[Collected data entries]
○ ○ ○ ○ ○ ○ ○

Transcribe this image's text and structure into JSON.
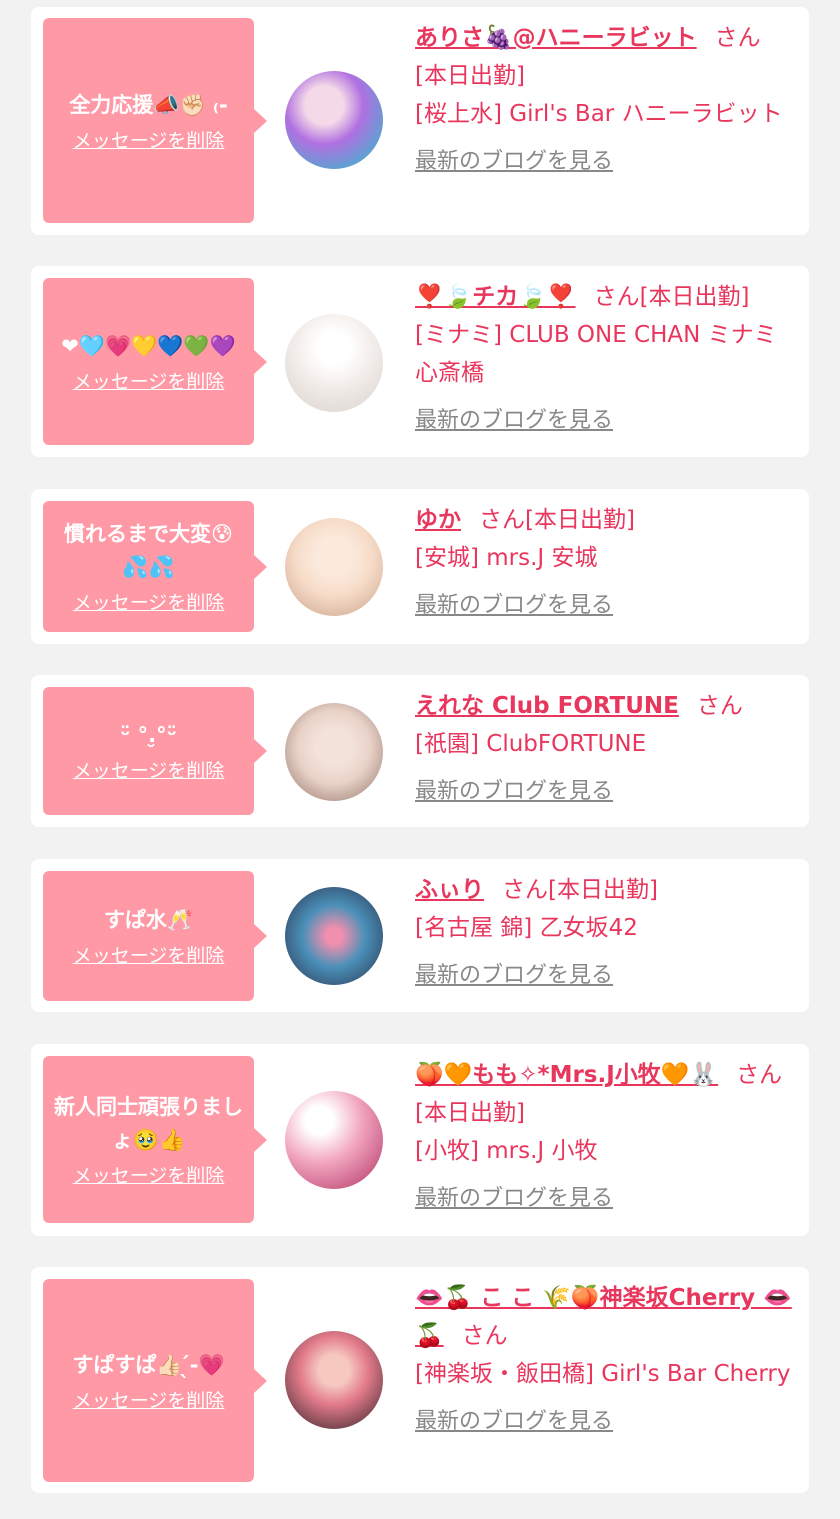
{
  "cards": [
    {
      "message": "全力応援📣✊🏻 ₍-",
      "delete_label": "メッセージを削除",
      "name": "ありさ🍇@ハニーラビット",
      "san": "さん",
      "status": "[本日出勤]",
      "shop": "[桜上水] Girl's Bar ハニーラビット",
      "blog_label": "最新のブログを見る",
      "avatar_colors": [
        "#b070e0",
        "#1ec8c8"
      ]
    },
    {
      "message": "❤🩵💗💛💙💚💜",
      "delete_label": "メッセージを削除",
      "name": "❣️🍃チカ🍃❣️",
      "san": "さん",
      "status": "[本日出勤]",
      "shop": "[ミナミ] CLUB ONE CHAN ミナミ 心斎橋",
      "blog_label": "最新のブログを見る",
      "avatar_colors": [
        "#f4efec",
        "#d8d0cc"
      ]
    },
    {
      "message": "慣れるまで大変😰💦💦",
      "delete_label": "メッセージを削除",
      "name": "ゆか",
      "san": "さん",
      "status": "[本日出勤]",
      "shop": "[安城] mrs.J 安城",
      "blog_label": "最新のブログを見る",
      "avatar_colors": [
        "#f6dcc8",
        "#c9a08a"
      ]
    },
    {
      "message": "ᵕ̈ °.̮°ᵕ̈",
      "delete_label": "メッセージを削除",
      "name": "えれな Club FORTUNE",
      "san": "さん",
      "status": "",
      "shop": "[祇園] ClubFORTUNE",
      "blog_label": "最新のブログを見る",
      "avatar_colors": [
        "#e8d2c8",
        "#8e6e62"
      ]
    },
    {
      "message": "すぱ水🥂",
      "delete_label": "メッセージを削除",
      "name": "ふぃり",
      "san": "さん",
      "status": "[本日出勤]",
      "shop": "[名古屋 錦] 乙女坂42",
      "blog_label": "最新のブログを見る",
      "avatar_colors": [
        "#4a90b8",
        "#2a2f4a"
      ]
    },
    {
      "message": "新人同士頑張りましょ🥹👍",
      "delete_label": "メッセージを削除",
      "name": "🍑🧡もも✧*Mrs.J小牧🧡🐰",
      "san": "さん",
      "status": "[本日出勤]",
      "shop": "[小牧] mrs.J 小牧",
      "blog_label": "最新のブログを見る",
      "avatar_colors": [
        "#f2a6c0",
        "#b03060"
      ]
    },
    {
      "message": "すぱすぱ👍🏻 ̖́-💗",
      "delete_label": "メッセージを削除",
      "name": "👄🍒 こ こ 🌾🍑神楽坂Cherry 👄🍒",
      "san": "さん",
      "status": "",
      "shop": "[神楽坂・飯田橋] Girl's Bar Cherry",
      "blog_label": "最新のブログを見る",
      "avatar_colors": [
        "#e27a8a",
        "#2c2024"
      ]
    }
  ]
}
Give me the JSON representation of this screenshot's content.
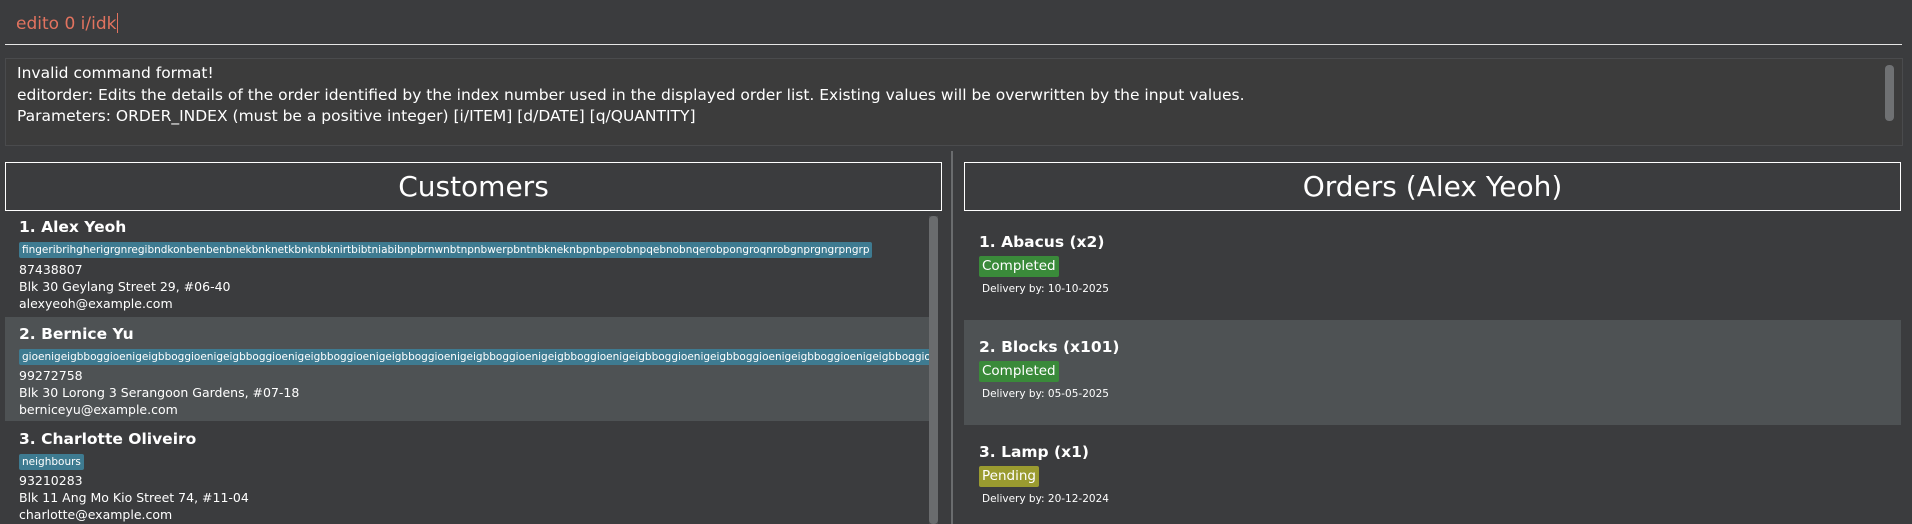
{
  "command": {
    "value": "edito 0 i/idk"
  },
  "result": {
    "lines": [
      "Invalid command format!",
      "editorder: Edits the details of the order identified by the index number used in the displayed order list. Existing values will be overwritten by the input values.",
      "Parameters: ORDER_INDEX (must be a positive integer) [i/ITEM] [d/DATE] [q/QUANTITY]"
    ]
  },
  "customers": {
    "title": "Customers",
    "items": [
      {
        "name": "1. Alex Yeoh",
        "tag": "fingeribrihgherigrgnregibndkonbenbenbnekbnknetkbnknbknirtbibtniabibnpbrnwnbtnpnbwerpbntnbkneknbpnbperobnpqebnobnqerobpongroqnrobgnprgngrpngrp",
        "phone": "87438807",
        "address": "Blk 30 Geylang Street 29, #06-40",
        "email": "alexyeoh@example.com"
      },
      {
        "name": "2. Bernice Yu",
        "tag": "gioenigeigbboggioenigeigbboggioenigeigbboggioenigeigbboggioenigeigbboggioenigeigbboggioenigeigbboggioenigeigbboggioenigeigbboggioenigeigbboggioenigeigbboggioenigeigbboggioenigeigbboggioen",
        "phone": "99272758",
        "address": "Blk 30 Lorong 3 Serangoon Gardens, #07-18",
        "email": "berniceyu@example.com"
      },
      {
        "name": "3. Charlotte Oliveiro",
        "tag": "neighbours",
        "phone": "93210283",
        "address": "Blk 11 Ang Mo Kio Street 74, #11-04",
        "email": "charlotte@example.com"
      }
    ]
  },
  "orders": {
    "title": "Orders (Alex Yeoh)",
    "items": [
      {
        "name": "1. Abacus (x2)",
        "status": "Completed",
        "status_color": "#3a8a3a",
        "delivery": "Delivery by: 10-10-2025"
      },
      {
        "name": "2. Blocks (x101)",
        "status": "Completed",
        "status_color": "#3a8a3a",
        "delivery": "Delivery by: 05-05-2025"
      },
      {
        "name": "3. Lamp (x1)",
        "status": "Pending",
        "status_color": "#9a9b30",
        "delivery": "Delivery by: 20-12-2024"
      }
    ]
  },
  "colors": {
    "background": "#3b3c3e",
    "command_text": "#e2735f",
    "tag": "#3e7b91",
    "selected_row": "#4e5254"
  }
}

○ ○ ○ ○ ○ ○ ○

Aim of the task >> Each line of the material must be retyped exactly, except that images are omitted.

Exercise solution >>
Transcribe this image's text and structure into JSON.
{
  "cards": [
    {
      "message": "全力応援📣✊🏻 ₍-",
      "delete_label": "メッセージを削除",
      "name": "ありさ🍇@ハニーラビット",
      "san": "さん",
      "status": "[本日出勤]",
      "shop": "[桜上水] Girl's Bar ハニーラビット",
      "blog_label": "最新のブログを見る",
      "avatar_colors": [
        "#b070e0",
        "#1ec8c8"
      ]
    },
    {
      "message": "❤🩵💗💛💙💚💜",
      "delete_label": "メッセージを削除",
      "name": "❣️🍃チカ🍃❣️",
      "san": "さん",
      "status": "[本日出勤]",
      "shop": "[ミナミ] CLUB ONE CHAN ミナミ 心斎橋",
      "blog_label": "最新のブログを見る",
      "avatar_colors": [
        "#f4efec",
        "#d8d0cc"
      ]
    },
    {
      "message": "慣れるまで大変😰💦💦",
      "delete_label": "メッセージを削除",
      "name": "ゆか",
      "san": "さん",
      "status": "[本日出勤]",
      "shop": "[安城] mrs.J 安城",
      "blog_label": "最新のブログを見る",
      "avatar_colors": [
        "#f6dcc8",
        "#c9a08a"
      ]
    },
    {
      "message": "ᵕ̈ °.̮°ᵕ̈",
      "delete_label": "メッセージを削除",
      "name": "えれな Club FORTUNE",
      "san": "さん",
      "status": "",
      "shop": "[祇園] ClubFORTUNE",
      "blog_label": "最新のブログを見る",
      "avatar_colors": [
        "#e8d2c8",
        "#8e6e62"
      ]
    },
    {
      "message": "すぱ水🥂",
      "delete_label": "メッセージを削除",
      "name": "ふぃり",
      "san": "さん",
      "status": "[本日出勤]",
      "shop": "[名古屋 錦] 乙女坂42",
      "blog_label": "最新のブログを見る",
      "avatar_colors": [
        "#4a90b8",
        "#2a2f4a"
      ]
    },
    {
      "message": "新人同士頑張りましょ🥹👍",
      "delete_label": "メッセージを削除",
      "name": "🍑🧡もも✧*Mrs.J小牧🧡🐰",
      "san": "さん",
      "status": "[本日出勤]",
      "shop": "[小牧] mrs.J 小牧",
      "blog_label": "最新のブログを見る",
      "avatar_colors": [
        "#f2a6c0",
        "#b03060"
      ]
    },
    {
      "message": "すぱすぱ👍🏻 ̖́-💗",
      "delete_label": "メッセージを削除",
      "name": "👄🍒 こ こ 🌾🍑神楽坂Cherry 👄🍒",
      "san": "さん",
      "status": "",
      "shop": "[神楽坂・飯田橋] Girl's Bar Cherry",
      "blog_label": "最新のブログを見る",
      "avatar_colors": [
        "#e27a8a",
        "#2c2024"
      ]
    }
  ]
}
Give me the JSON representation of this screenshot's content.
{
  "command": {
    "value": "edito 0 i/idk"
  },
  "result": {
    "lines": [
      "Invalid command format!",
      "editorder: Edits the details of the order identified by the index number used in the displayed order list. Existing values will be overwritten by the input values.",
      "Parameters: ORDER_INDEX (must be a positive integer) [i/ITEM] [d/DATE] [q/QUANTITY]"
    ]
  },
  "customers": {
    "title": "Customers",
    "items": [
      {
        "name": "1. Alex Yeoh",
        "tag": "fingeribrihgherigrgnregibndkonbenbenbnekbnknetkbnknbknirtbibtniabibnpbrnwnbtnpnbwerpbntnbkneknbpnbperobnpqebnobnqerobpongroqnrobgnprgngrpngrp",
        "phone": "87438807",
        "address": "Blk 30 Geylang Street 29, #06-40",
        "email": "alexyeoh@example.com"
      },
      {
        "name": "2. Bernice Yu",
        "tag": "gioenigeigbboggioenigeigbboggioenigeigbboggioenigeigbboggioenigeigbboggioenigeigbboggioenigeigbboggioenigeigbboggioenigeigbboggioenigeigbboggioenigeigbboggioenigeigbboggioenigeigbboggioen",
        "phone": "99272758",
        "address": "Blk 30 Lorong 3 Serangoon Gardens, #07-18",
        "email": "berniceyu@example.com"
      },
      {
        "name": "3. Charlotte Oliveiro",
        "tag": "neighbours",
        "phone": "93210283",
        "address": "Blk 11 Ang Mo Kio Street 74, #11-04",
        "email": "charlotte@example.com"
      }
    ]
  },
  "orders": {
    "title": "Orders (Alex Yeoh)",
    "items": [
      {
        "name": "1. Abacus (x2)",
        "status": "Completed",
        "status_color": "#3a8a3a",
        "delivery": "Delivery by: 10-10-2025"
      },
      {
        "name": "2. Blocks (x101)",
        "status": "Completed",
        "status_color": "#3a8a3a",
        "delivery": "Delivery by: 05-05-2025"
      },
      {
        "name": "3. Lamp (x1)",
        "status": "Pending",
        "status_color": "#9a9b30",
        "delivery": "Delivery by: 20-12-2024"
      }
    ]
  },
  "colors": {
    "background": "#3b3c3e",
    "command_text": "#e2735f",
    "tag": "#3e7b91",
    "selected_row": "#4e5254"
  }
}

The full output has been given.